### Work instructions
Pick out all lines in the listing holding the string "учреждениям" and copy them.

:: Records for the task ::

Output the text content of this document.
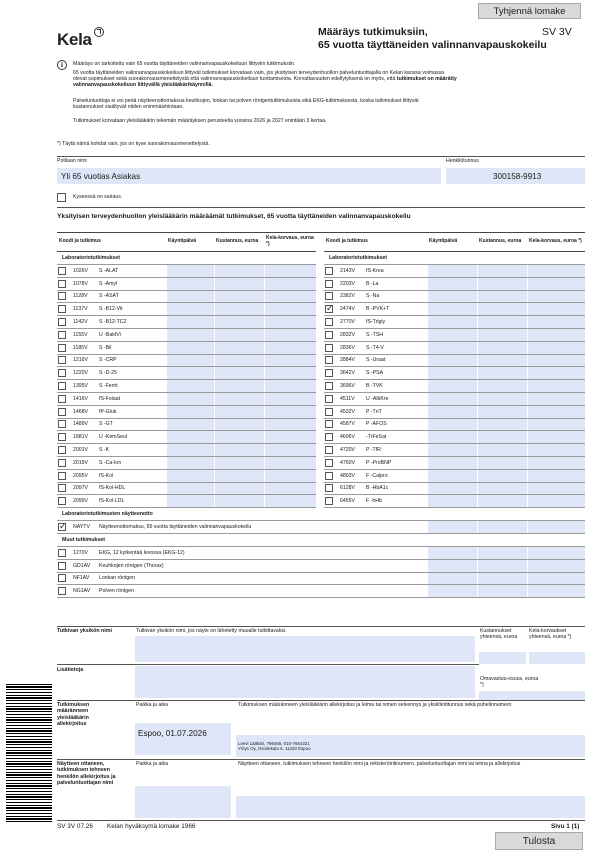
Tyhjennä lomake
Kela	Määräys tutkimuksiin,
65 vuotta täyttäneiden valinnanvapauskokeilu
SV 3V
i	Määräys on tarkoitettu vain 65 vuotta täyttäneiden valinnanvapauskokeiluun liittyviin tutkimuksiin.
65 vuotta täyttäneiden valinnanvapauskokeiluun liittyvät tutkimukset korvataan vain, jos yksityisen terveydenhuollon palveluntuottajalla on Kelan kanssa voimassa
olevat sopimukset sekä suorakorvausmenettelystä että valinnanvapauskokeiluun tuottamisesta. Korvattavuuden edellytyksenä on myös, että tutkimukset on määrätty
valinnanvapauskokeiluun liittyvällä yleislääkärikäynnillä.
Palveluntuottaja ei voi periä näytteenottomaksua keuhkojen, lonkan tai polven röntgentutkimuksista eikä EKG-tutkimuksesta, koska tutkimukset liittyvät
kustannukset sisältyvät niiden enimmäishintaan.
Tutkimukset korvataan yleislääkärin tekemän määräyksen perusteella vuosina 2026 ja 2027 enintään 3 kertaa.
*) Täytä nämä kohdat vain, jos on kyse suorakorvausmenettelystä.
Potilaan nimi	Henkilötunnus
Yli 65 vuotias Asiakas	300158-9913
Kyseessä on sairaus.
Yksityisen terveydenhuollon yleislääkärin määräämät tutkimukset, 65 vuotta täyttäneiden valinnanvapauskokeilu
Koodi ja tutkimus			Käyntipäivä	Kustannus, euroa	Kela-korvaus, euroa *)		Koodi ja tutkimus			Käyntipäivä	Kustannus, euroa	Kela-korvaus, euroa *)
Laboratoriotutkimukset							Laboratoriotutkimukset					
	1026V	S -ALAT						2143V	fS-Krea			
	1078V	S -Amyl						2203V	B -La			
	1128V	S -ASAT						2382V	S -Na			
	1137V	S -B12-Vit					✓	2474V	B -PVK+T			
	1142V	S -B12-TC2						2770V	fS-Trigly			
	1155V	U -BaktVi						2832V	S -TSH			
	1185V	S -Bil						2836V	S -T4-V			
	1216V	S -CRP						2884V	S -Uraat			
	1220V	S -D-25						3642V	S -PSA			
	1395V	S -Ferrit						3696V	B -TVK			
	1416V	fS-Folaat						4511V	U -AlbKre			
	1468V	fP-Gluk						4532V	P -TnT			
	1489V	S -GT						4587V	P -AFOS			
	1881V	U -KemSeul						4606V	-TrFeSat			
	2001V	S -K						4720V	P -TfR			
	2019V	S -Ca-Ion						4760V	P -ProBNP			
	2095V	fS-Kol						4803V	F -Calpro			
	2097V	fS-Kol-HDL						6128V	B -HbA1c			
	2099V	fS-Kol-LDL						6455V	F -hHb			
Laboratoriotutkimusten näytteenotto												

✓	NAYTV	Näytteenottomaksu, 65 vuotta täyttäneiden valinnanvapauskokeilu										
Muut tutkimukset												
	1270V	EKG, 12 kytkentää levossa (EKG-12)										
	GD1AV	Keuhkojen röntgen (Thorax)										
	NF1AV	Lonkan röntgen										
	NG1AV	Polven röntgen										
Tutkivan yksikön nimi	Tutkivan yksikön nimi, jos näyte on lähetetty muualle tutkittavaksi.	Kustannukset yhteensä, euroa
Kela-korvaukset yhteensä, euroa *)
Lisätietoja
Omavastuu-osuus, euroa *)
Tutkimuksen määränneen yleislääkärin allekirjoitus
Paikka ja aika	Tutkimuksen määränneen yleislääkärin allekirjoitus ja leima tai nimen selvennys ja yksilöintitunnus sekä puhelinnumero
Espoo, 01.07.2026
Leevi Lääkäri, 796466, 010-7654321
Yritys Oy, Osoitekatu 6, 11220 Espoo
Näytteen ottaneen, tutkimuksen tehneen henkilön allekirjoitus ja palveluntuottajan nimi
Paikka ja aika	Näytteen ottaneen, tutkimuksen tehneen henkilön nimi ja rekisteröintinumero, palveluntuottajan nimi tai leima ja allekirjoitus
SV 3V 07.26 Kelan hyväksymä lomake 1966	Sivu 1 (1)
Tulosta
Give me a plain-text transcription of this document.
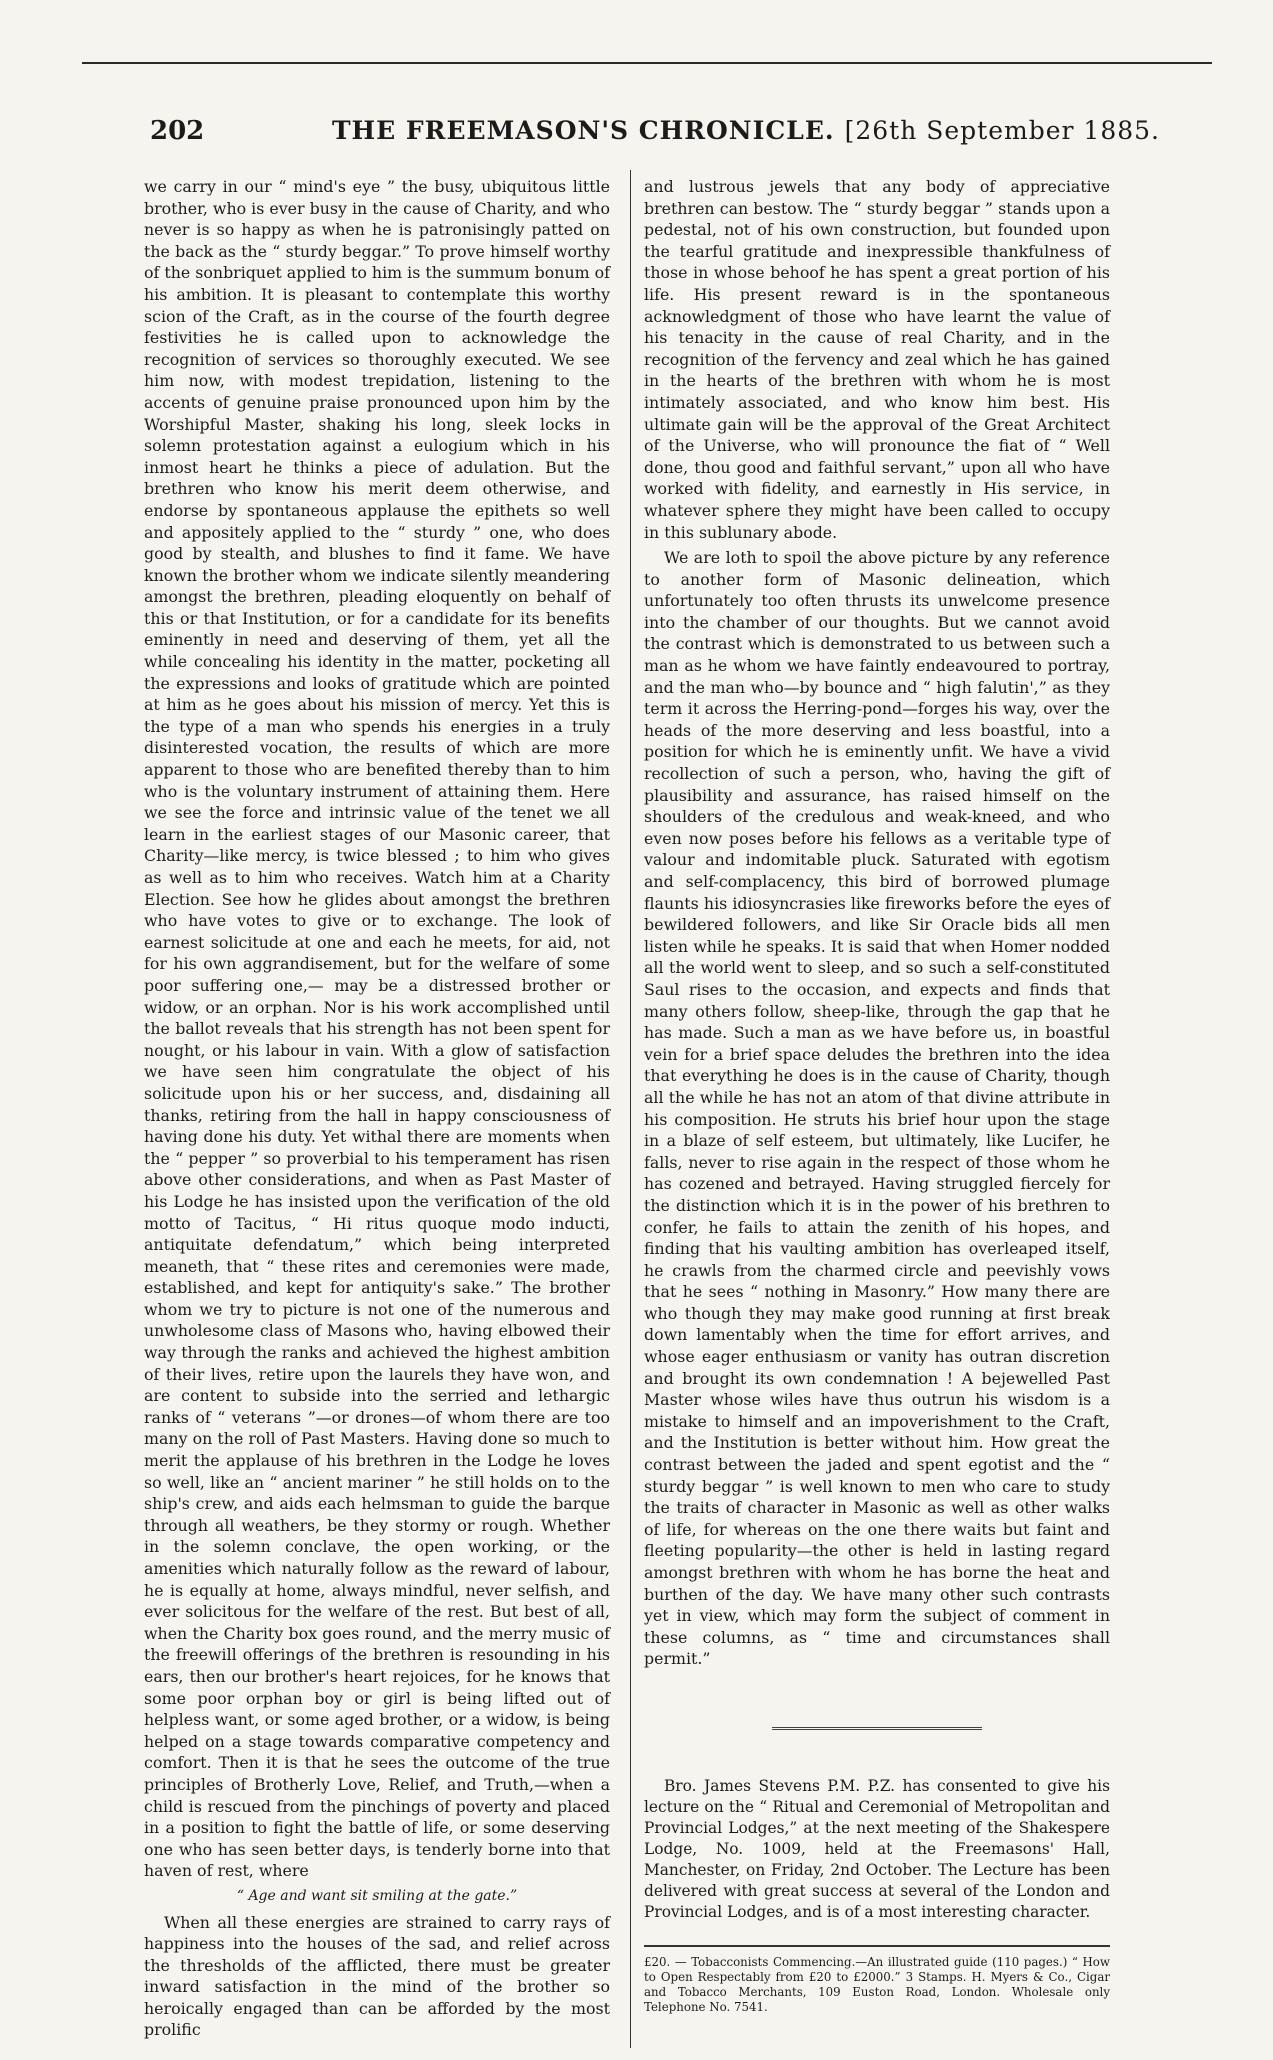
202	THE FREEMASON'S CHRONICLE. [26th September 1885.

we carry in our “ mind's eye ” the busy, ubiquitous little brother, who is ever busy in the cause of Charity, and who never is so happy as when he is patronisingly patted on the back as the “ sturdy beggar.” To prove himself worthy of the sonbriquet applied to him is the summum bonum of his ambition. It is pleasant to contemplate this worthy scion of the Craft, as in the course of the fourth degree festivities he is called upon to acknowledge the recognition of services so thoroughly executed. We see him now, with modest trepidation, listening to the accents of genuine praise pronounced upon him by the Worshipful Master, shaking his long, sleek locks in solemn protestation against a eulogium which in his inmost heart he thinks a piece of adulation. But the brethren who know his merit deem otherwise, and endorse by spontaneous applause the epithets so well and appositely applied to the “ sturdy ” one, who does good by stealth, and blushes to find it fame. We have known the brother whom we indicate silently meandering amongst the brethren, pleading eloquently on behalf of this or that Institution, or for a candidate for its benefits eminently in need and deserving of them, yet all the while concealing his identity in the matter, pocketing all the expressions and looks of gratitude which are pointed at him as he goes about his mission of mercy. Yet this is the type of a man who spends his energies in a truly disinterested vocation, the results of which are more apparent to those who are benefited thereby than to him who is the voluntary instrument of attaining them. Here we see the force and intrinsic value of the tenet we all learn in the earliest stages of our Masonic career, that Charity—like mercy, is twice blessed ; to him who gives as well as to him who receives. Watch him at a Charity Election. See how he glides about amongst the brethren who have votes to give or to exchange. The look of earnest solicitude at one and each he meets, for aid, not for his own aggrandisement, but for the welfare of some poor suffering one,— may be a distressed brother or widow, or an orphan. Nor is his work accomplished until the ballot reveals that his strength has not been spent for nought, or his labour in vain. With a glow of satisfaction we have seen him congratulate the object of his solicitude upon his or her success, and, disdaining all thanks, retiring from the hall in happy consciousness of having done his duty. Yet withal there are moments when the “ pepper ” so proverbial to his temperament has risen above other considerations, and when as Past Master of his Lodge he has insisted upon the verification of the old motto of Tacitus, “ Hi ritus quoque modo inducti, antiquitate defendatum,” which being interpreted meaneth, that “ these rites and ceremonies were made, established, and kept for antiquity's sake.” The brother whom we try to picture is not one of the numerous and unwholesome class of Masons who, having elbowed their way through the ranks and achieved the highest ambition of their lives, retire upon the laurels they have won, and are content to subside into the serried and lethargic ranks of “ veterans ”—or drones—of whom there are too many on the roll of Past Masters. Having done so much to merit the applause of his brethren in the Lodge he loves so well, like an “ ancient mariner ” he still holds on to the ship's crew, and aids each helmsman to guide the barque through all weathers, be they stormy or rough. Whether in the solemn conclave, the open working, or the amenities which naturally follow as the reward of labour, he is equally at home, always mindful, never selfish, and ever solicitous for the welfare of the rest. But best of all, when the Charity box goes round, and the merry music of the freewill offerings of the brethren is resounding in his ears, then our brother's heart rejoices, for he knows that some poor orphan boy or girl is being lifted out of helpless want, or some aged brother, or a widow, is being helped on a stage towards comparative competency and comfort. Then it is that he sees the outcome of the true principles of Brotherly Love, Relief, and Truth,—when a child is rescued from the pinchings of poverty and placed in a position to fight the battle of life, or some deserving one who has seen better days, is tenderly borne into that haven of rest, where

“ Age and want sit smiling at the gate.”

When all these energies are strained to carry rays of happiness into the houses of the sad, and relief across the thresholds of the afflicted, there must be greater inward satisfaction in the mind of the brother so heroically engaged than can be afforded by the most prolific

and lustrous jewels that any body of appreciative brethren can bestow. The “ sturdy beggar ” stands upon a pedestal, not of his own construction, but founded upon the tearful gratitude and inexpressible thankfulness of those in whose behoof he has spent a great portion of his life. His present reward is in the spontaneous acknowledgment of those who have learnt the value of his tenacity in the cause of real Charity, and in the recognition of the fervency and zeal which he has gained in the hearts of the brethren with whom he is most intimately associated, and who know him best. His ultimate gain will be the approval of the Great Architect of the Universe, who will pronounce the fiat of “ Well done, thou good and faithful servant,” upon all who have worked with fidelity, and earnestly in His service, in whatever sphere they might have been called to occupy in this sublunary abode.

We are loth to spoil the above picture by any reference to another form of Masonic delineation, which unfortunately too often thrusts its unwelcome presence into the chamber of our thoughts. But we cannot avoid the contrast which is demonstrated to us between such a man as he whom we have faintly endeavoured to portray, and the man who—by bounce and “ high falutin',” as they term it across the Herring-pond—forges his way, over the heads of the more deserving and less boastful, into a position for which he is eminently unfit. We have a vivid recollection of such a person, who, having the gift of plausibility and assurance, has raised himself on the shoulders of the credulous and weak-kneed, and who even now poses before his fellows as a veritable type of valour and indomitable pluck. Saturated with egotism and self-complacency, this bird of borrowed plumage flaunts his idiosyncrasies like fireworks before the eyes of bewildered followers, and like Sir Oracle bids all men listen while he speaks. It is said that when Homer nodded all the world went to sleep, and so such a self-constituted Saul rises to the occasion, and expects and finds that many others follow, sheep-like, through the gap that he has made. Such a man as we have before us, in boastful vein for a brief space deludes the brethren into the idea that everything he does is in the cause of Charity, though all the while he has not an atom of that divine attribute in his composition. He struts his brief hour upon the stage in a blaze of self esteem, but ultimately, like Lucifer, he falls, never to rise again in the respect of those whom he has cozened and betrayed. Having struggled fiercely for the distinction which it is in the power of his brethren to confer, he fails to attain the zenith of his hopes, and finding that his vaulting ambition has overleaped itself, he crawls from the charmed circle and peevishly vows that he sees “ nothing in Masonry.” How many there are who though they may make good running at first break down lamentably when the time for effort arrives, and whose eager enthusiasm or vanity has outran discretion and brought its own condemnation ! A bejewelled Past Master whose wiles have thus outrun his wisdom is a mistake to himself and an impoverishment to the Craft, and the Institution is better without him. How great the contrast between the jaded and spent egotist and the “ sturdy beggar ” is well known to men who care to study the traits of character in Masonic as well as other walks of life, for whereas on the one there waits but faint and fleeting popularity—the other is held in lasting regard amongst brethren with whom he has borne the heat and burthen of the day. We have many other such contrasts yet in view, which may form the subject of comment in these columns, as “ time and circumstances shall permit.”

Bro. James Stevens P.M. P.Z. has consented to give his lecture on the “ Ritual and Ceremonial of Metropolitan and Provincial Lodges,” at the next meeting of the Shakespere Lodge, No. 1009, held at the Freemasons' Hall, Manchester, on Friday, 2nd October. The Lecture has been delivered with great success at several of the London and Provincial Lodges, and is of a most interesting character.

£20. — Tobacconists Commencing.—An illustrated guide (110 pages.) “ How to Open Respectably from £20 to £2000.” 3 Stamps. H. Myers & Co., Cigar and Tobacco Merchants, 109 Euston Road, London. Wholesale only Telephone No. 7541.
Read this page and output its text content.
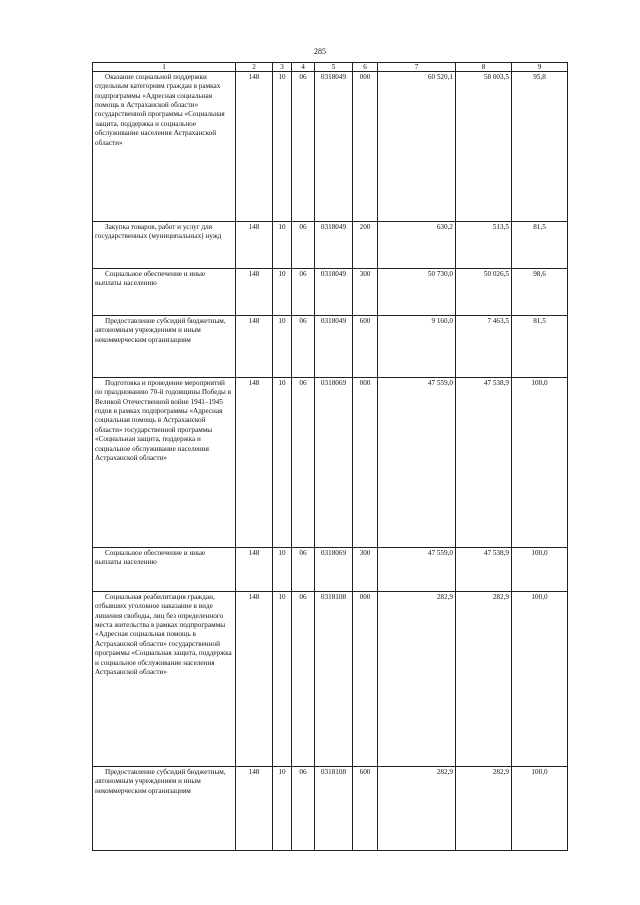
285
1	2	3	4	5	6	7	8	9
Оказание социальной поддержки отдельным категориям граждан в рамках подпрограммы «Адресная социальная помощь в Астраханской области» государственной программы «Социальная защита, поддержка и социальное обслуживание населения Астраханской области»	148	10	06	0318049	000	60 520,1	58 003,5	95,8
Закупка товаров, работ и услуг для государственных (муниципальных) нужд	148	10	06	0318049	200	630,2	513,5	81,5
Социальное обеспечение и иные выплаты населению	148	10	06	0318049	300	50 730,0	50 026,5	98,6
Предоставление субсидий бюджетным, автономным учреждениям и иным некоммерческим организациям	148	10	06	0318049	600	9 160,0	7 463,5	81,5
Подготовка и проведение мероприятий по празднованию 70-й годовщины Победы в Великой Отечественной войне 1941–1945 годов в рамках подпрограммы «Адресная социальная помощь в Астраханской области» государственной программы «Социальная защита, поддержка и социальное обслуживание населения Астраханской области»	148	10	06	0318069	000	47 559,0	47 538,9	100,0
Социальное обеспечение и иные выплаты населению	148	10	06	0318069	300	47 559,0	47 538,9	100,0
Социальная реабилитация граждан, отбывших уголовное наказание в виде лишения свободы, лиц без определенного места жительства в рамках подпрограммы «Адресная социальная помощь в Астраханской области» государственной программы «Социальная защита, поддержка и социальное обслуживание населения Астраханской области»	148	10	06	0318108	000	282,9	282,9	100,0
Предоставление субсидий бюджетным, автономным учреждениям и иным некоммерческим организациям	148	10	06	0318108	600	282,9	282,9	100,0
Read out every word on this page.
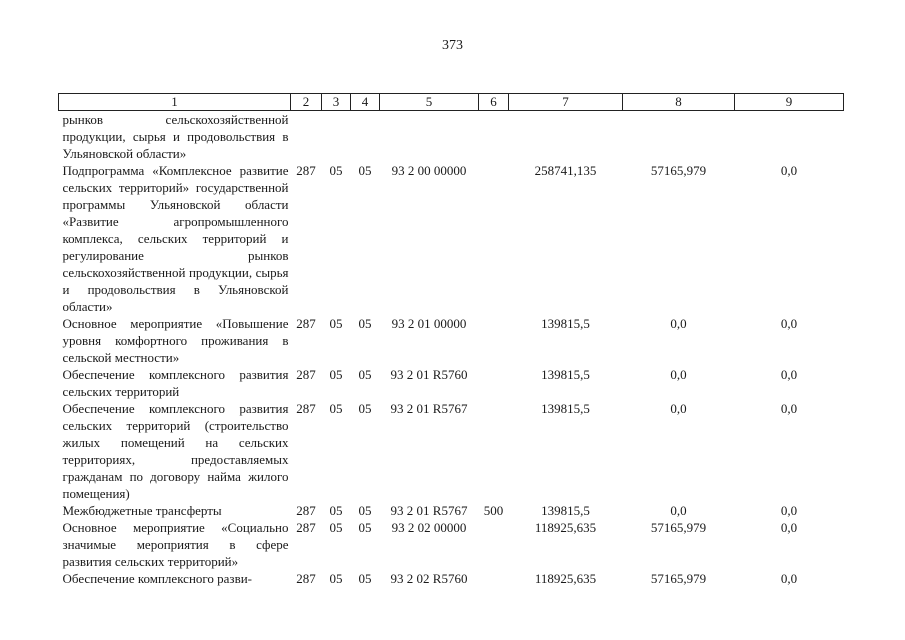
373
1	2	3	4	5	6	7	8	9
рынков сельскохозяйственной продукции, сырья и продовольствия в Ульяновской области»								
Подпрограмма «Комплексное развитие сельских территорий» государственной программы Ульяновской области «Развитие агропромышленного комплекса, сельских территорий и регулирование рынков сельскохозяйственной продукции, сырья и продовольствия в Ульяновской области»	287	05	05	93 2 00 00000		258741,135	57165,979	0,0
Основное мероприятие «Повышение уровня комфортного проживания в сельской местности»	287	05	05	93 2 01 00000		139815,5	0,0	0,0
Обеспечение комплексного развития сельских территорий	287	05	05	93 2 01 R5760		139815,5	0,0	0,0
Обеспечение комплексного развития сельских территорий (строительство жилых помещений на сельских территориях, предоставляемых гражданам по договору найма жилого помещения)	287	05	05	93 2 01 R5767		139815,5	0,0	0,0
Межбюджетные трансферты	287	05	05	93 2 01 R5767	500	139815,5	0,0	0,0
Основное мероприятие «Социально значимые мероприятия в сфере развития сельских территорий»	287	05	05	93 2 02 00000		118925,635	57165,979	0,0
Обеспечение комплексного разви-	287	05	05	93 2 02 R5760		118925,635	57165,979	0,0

:::

### Final result
Предоставление субсидий бюджетным, автономным учреждениям и иным некоммерческим организациям	148	10	06	0318049	600	9 160,0	7 463,5	81,5
Предоставление субсидий бюджетным, автономным учреждениям и иным некоммерческим организациям	148	10	06	0318108	600	282,9	282,9	100,0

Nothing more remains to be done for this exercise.